• [Task to complete]
Word for word, give the material below again, minus any images.
•••••
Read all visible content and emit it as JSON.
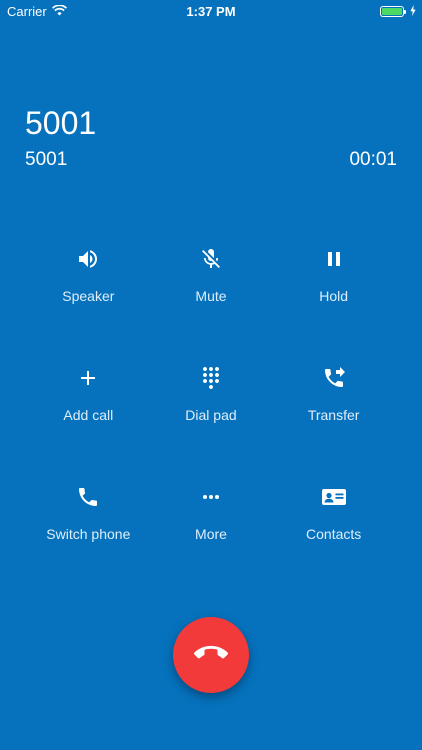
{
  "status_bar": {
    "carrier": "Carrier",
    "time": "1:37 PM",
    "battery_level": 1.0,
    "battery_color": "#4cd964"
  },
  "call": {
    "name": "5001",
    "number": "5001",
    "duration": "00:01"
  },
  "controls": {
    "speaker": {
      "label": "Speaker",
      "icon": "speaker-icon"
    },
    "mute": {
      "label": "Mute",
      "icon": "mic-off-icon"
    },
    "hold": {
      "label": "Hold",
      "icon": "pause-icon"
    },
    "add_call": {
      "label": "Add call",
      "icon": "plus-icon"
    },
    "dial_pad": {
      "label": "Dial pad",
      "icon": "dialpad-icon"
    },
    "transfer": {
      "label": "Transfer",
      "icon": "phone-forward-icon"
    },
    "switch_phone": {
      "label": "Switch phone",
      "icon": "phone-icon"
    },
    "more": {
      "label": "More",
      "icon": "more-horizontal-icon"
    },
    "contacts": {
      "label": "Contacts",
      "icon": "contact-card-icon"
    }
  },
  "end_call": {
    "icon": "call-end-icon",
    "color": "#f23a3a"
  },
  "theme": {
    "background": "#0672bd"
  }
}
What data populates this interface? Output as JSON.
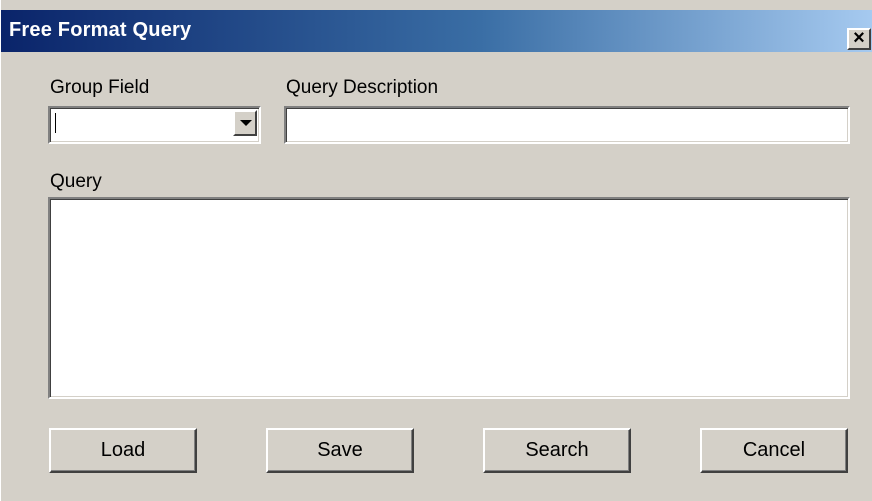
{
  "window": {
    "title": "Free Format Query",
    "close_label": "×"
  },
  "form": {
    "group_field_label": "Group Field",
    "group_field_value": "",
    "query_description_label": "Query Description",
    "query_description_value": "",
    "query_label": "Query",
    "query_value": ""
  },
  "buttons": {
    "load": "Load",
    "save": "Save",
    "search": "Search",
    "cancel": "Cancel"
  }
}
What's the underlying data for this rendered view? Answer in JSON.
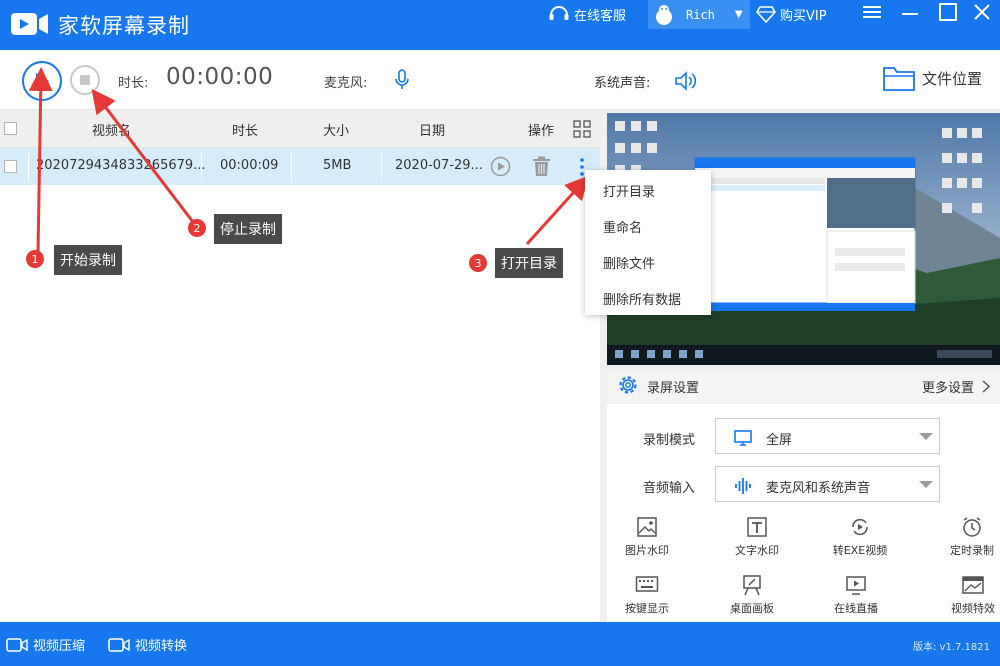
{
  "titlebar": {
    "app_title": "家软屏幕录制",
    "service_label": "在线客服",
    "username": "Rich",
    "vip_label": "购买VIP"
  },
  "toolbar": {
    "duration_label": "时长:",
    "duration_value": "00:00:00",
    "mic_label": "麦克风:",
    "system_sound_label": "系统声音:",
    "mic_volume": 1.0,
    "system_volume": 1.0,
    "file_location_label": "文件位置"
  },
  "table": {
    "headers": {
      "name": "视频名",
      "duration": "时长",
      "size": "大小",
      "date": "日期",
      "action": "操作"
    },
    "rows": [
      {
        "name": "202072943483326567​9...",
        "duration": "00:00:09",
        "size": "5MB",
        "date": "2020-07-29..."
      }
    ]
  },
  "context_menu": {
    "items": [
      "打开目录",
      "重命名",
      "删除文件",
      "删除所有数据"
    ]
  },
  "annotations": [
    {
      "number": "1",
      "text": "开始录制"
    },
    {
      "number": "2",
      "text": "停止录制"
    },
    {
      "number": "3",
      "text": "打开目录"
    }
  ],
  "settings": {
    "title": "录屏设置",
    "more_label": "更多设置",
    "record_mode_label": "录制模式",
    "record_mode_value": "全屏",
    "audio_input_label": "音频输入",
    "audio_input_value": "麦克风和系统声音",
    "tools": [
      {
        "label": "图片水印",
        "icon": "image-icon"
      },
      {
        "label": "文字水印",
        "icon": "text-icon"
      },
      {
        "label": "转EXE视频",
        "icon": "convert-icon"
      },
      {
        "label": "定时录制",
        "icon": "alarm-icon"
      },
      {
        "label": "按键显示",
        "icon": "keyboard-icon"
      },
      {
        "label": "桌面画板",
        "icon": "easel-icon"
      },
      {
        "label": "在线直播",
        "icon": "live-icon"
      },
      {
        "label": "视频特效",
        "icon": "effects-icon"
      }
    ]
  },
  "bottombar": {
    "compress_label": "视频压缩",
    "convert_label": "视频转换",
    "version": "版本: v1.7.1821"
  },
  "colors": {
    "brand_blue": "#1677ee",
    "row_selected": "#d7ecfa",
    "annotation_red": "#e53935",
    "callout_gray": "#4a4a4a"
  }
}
•••••
• [Task solution]
Read all visible content and emit it as JSON.
{
  "status_bar": {
    "carrier": "Carrier",
    "time": "1:37 PM",
    "battery_level": 1.0,
    "battery_color": "#4cd964"
  },
  "call": {
    "name": "5001",
    "number": "5001",
    "duration": "00:01"
  },
  "controls": {
    "speaker": {
      "label": "Speaker",
      "icon": "speaker-icon"
    },
    "mute": {
      "label": "Mute",
      "icon": "mic-off-icon"
    },
    "hold": {
      "label": "Hold",
      "icon": "pause-icon"
    },
    "add_call": {
      "label": "Add call",
      "icon": "plus-icon"
    },
    "dial_pad": {
      "label": "Dial pad",
      "icon": "dialpad-icon"
    },
    "transfer": {
      "label": "Transfer",
      "icon": "phone-forward-icon"
    },
    "switch_phone": {
      "label": "Switch phone",
      "icon": "phone-icon"
    },
    "more": {
      "label": "More",
      "icon": "more-horizontal-icon"
    },
    "contacts": {
      "label": "Contacts",
      "icon": "contact-card-icon"
    }
  },
  "end_call": {
    "icon": "call-end-icon",
    "color": "#f23a3a"
  },
  "theme": {
    "background": "#0672bd"
  }
}
What data populates this interface? Output as JSON.
{
  "window": {
    "title": "Free Format Query",
    "close_label": "×"
  },
  "form": {
    "group_field_label": "Group Field",
    "group_field_value": "",
    "query_description_label": "Query Description",
    "query_description_value": "",
    "query_label": "Query",
    "query_value": ""
  },
  "buttons": {
    "load": "Load",
    "save": "Save",
    "search": "Search",
    "cancel": "Cancel"
  }
}
What's the underlying data for this rendered view? Answer in JSON.
{
  "titlebar": {
    "app_title": "家软屏幕录制",
    "service_label": "在线客服",
    "username": "Rich",
    "vip_label": "购买VIP"
  },
  "toolbar": {
    "duration_label": "时长:",
    "duration_value": "00:00:00",
    "mic_label": "麦克风:",
    "system_sound_label": "系统声音:",
    "mic_volume": 1.0,
    "system_volume": 1.0,
    "file_location_label": "文件位置"
  },
  "table": {
    "headers": {
      "name": "视频名",
      "duration": "时长",
      "size": "大小",
      "date": "日期",
      "action": "操作"
    },
    "rows": [
      {
        "name": "202072943483326567​9...",
        "duration": "00:00:09",
        "size": "5MB",
        "date": "2020-07-29..."
      }
    ]
  },
  "context_menu": {
    "items": [
      "打开目录",
      "重命名",
      "删除文件",
      "删除所有数据"
    ]
  },
  "annotations": [
    {
      "number": "1",
      "text": "开始录制"
    },
    {
      "number": "2",
      "text": "停止录制"
    },
    {
      "number": "3",
      "text": "打开目录"
    }
  ],
  "settings": {
    "title": "录屏设置",
    "more_label": "更多设置",
    "record_mode_label": "录制模式",
    "record_mode_value": "全屏",
    "audio_input_label": "音频输入",
    "audio_input_value": "麦克风和系统声音",
    "tools": [
      {
        "label": "图片水印",
        "icon": "image-icon"
      },
      {
        "label": "文字水印",
        "icon": "text-icon"
      },
      {
        "label": "转EXE视频",
        "icon": "convert-icon"
      },
      {
        "label": "定时录制",
        "icon": "alarm-icon"
      },
      {
        "label": "按键显示",
        "icon": "keyboard-icon"
      },
      {
        "label": "桌面画板",
        "icon": "easel-icon"
      },
      {
        "label": "在线直播",
        "icon": "live-icon"
      },
      {
        "label": "视频特效",
        "icon": "effects-icon"
      }
    ]
  },
  "bottombar": {
    "compress_label": "视频压缩",
    "convert_label": "视频转换",
    "version": "版本: v1.7.1821"
  },
  "colors": {
    "brand_blue": "#1677ee",
    "row_selected": "#d7ecfa",
    "annotation_red": "#e53935",
    "callout_gray": "#4a4a4a"
  }
}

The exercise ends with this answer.